◆ Aim:
The entire listing is to be repeated verbatim.
## start Material provided
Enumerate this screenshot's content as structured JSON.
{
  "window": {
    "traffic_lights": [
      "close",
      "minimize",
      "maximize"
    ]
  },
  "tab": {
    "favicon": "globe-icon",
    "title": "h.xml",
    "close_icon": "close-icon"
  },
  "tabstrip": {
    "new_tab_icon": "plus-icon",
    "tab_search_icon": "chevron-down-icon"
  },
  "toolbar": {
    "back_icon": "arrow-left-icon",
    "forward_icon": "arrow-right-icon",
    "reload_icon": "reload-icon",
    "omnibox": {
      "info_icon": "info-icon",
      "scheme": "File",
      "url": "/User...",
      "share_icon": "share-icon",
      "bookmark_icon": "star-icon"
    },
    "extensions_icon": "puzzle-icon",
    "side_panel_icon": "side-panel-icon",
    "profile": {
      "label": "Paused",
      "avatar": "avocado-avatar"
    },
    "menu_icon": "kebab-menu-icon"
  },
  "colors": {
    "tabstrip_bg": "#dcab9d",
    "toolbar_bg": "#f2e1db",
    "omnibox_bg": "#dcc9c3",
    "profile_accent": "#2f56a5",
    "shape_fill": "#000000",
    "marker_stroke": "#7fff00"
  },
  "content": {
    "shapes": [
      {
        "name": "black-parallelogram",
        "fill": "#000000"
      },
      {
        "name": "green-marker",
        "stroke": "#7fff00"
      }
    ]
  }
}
## end Material provided
◆ Problem solution:
Enumerate this screenshot's content as structured JSON.
{
  "window": {
    "traffic_lights": [
      "close",
      "minimize",
      "maximize"
    ]
  },
  "tab": {
    "favicon": "globe-icon",
    "title": "h.xml",
    "close_icon": "close-icon"
  },
  "tabstrip": {
    "new_tab_icon": "plus-icon",
    "tab_search_icon": "chevron-down-icon"
  },
  "toolbar": {
    "back_icon": "arrow-left-icon",
    "forward_icon": "arrow-right-icon",
    "reload_icon": "reload-icon",
    "omnibox": {
      "info_icon": "info-icon",
      "scheme": "File",
      "url": "/User...",
      "share_icon": "share-icon",
      "bookmark_icon": "star-icon"
    },
    "extensions_icon": "puzzle-icon",
    "side_panel_icon": "side-panel-icon",
    "profile": {
      "label": "Paused",
      "avatar": "avocado-avatar"
    },
    "menu_icon": "kebab-menu-icon"
  },
  "colors": {
    "tabstrip_bg": "#dcab9d",
    "toolbar_bg": "#f2e1db",
    "omnibox_bg": "#dcc9c3",
    "profile_accent": "#2f56a5",
    "shape_fill": "#000000",
    "marker_stroke": "#7fff00"
  },
  "content": {
    "shapes": [
      {
        "name": "black-parallelogram",
        "fill": "#000000"
      },
      {
        "name": "green-marker",
        "stroke": "#7fff00"
      }
    ]
  }
}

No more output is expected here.